## Problem to solve
Find every line in the records below that holds the word "color", and copy it out.

Dataset listings of figures:
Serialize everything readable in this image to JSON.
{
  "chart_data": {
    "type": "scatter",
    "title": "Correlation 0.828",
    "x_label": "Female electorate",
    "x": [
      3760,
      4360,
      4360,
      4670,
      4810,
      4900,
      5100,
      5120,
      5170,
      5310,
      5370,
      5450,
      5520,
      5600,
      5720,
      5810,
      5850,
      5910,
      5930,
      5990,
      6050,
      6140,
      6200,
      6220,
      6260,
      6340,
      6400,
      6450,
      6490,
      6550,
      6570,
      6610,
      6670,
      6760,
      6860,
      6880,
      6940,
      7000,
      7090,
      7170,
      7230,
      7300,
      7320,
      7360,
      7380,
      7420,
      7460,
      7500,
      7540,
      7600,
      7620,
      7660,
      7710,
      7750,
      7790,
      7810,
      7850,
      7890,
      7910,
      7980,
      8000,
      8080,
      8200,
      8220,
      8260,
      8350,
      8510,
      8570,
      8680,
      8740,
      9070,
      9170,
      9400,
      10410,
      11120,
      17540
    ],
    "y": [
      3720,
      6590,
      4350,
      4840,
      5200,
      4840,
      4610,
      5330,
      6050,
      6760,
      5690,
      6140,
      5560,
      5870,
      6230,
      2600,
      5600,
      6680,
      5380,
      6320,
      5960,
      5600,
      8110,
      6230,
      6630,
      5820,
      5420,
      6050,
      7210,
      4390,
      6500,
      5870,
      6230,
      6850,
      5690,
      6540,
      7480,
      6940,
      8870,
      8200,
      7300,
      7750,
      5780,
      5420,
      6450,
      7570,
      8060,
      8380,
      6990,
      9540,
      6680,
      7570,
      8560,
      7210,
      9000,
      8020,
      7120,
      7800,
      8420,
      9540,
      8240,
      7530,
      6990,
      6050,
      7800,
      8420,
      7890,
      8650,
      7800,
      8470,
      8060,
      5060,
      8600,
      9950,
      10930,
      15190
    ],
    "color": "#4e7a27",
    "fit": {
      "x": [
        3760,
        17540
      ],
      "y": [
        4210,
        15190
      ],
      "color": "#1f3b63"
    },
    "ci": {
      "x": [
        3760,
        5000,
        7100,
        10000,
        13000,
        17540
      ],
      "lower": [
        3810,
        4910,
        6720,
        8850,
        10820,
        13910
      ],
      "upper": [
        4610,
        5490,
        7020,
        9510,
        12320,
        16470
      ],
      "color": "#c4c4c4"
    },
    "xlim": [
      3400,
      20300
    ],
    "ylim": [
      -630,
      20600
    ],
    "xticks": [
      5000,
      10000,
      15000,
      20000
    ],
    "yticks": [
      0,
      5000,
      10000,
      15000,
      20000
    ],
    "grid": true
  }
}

## Result of this task
    "color": "#4e7a27",
      "color": "#1f3b63"
      "color": "#c4c4c4"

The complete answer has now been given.